— START Data for this exercise —

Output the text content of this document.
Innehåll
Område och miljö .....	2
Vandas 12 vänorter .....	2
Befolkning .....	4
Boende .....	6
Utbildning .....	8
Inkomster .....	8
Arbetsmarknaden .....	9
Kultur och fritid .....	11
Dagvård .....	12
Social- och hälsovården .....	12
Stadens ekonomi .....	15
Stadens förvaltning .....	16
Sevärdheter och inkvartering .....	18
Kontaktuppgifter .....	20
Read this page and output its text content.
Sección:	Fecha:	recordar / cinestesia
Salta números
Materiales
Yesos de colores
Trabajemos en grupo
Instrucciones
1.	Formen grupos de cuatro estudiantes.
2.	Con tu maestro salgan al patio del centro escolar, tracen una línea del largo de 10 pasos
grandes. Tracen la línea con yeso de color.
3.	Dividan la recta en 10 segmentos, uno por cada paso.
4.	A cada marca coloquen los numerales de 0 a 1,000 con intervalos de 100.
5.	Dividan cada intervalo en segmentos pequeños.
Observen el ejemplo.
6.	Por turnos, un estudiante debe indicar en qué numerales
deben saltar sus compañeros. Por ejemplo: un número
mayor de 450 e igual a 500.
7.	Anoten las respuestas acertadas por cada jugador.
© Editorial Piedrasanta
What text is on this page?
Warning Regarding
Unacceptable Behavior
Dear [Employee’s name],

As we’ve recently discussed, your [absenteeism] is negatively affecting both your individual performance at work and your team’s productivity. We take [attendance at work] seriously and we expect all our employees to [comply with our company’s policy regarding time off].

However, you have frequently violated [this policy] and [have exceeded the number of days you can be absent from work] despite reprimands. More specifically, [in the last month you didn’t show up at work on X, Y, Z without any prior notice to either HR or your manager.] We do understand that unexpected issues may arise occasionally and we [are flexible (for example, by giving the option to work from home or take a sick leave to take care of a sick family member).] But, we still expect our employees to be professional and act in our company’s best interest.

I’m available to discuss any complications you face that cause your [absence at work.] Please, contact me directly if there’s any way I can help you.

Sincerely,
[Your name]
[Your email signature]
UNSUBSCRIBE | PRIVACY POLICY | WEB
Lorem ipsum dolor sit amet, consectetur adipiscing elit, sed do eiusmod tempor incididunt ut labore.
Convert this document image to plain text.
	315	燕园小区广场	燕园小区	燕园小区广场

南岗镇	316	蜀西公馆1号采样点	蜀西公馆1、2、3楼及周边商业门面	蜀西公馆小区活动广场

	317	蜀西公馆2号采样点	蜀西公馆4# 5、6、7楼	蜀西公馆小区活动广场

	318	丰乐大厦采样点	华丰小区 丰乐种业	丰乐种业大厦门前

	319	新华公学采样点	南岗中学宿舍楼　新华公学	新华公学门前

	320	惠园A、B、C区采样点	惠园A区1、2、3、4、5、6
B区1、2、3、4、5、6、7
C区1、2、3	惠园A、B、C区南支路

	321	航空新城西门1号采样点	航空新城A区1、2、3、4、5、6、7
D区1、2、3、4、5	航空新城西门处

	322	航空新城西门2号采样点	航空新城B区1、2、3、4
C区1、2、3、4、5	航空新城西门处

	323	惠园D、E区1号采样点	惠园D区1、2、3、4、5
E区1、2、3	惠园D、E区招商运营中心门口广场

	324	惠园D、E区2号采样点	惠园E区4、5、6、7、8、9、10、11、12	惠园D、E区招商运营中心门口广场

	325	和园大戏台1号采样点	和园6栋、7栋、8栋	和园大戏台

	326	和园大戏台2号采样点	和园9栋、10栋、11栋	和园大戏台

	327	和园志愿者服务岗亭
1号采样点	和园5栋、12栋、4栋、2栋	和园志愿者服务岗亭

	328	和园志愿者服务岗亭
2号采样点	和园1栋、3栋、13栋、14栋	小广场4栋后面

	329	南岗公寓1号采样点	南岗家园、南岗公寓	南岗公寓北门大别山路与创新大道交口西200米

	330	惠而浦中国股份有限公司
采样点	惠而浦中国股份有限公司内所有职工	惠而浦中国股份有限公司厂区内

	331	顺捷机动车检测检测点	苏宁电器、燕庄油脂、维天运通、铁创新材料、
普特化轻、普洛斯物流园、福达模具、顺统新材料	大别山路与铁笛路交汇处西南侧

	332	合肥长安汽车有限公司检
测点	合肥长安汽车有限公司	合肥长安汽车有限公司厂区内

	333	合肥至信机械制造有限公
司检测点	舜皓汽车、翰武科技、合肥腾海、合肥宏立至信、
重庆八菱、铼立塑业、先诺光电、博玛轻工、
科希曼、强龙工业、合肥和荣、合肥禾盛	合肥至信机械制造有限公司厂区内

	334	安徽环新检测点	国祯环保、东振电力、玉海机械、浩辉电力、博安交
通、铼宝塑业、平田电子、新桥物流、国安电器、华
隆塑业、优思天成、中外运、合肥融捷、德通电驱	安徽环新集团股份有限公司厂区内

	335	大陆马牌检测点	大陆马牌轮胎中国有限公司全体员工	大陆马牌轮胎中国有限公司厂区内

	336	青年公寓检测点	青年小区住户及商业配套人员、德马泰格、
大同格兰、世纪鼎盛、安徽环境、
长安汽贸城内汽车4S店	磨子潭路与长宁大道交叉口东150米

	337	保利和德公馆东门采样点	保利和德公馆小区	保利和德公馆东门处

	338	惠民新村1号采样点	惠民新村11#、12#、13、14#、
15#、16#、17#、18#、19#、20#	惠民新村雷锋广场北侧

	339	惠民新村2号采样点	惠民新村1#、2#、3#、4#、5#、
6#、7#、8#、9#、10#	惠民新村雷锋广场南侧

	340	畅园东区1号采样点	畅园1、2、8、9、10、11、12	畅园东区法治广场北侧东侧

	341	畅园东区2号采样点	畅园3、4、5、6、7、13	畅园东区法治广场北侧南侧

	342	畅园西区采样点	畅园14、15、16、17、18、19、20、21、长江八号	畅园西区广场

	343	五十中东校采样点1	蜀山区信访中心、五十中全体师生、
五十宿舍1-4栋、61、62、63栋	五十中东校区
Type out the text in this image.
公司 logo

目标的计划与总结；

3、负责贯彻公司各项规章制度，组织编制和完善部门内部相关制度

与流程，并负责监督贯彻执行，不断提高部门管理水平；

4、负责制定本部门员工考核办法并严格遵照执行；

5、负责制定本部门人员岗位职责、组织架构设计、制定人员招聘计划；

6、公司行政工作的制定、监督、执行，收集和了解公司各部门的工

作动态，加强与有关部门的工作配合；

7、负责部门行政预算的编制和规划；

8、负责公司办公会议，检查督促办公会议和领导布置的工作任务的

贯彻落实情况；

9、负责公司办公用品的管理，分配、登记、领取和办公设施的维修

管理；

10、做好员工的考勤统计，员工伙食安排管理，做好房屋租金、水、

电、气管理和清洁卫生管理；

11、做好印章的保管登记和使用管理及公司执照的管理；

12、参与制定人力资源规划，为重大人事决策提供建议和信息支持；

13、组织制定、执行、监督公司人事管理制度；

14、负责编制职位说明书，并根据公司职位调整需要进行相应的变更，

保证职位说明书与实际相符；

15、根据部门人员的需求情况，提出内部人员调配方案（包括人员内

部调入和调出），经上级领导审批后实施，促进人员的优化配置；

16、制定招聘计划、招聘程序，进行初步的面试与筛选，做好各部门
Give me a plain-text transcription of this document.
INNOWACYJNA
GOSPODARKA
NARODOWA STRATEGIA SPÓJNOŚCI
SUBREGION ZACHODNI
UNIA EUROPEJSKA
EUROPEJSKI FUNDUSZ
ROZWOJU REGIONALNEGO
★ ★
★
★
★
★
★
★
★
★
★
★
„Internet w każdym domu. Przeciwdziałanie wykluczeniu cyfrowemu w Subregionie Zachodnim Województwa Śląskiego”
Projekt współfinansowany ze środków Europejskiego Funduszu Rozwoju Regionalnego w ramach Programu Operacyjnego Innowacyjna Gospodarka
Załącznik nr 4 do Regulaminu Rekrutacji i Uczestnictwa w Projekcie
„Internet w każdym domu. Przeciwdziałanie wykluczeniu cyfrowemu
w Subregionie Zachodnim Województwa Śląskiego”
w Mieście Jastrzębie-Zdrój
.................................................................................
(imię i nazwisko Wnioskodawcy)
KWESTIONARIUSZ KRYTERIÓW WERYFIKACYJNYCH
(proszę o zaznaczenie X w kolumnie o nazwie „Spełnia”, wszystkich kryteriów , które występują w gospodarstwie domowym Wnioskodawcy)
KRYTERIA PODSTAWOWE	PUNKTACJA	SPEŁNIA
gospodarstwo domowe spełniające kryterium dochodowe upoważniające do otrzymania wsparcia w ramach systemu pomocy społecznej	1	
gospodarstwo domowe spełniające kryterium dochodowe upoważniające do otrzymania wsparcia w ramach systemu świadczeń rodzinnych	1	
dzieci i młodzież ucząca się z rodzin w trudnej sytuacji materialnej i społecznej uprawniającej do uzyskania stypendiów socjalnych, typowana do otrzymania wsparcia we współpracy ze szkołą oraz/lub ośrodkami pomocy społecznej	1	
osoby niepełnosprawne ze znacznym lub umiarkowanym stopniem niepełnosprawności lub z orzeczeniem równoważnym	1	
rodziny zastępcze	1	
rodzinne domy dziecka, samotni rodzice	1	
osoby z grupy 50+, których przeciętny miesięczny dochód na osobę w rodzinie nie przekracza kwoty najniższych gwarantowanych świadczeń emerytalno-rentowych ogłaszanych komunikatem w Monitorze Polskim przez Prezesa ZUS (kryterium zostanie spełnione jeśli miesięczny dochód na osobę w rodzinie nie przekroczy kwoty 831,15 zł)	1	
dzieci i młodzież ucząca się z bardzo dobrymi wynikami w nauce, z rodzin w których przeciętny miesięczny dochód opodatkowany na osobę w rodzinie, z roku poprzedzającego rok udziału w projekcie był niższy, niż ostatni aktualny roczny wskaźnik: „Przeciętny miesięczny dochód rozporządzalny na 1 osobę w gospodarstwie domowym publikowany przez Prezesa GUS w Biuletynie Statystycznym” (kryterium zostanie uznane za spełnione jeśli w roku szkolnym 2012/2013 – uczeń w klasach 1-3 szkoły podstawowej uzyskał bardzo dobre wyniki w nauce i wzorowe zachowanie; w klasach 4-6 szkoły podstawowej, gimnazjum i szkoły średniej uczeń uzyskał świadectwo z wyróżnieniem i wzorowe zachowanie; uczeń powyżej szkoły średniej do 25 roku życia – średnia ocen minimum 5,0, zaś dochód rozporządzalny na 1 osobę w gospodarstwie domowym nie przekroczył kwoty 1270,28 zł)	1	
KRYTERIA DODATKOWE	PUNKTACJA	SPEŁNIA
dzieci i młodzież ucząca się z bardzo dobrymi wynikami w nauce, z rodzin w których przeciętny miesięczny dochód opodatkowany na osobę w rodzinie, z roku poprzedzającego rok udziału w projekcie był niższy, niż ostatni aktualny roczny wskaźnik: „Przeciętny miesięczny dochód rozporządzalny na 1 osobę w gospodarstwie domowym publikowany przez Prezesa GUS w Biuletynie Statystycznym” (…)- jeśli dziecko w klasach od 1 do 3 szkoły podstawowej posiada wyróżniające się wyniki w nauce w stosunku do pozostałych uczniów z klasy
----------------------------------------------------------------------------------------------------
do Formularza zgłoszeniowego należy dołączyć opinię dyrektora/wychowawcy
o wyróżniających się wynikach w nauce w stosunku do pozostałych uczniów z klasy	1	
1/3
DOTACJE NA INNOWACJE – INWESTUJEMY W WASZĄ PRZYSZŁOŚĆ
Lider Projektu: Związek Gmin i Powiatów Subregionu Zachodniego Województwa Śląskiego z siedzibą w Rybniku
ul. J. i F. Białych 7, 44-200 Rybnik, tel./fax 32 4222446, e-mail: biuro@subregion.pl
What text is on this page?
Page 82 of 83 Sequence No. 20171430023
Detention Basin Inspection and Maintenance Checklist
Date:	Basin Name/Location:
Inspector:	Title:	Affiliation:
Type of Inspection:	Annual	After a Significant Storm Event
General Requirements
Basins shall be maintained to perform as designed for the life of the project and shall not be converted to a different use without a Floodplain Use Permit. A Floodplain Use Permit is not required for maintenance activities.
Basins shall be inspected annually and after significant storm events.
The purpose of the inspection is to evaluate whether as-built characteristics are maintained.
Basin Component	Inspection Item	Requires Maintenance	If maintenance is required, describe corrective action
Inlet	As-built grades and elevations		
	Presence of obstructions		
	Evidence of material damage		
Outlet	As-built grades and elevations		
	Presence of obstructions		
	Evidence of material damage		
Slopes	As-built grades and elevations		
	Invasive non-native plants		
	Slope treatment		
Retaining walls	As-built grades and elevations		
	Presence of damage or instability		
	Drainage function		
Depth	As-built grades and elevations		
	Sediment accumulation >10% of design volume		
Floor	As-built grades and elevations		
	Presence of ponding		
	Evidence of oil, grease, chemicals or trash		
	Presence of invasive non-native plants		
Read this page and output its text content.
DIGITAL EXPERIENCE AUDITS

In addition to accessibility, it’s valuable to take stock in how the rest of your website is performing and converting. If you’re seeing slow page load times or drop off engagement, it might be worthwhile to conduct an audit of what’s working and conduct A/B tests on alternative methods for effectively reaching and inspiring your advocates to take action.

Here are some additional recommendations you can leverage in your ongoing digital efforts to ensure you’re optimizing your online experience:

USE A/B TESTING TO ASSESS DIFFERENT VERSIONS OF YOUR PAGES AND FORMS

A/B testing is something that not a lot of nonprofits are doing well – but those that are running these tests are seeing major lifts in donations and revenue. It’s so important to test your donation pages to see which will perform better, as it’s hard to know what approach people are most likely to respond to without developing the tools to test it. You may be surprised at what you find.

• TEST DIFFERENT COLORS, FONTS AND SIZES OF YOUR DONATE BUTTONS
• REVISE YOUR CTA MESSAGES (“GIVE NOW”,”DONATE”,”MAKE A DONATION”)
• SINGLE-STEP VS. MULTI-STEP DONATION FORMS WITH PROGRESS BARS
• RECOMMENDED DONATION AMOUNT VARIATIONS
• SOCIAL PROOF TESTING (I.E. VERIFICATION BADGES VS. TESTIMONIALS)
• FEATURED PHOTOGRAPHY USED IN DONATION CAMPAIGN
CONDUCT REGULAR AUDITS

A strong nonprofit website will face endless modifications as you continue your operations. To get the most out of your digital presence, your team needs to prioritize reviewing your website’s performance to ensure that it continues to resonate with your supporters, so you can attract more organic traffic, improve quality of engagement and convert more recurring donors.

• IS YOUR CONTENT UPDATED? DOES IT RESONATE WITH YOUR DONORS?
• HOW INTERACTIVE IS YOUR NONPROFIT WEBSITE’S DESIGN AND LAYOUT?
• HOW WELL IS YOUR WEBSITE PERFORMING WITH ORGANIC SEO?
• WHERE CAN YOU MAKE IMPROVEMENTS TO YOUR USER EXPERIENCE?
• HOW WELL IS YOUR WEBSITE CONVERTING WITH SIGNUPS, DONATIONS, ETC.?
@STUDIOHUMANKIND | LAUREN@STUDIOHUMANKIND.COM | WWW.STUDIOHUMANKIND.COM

— END Data for this exercise —

Written request >>
Return all lines containing the word "dochodowe".

Response below >>
gospodarstwo domowe spełniające kryterium dochodowe upoważniające do otrzymania wsparcia w ramach systemu pomocy społecznej	1	
gospodarstwo domowe spełniające kryterium dochodowe upoważniające do otrzymania wsparcia w ramach systemu świadczeń rodzinnych	1	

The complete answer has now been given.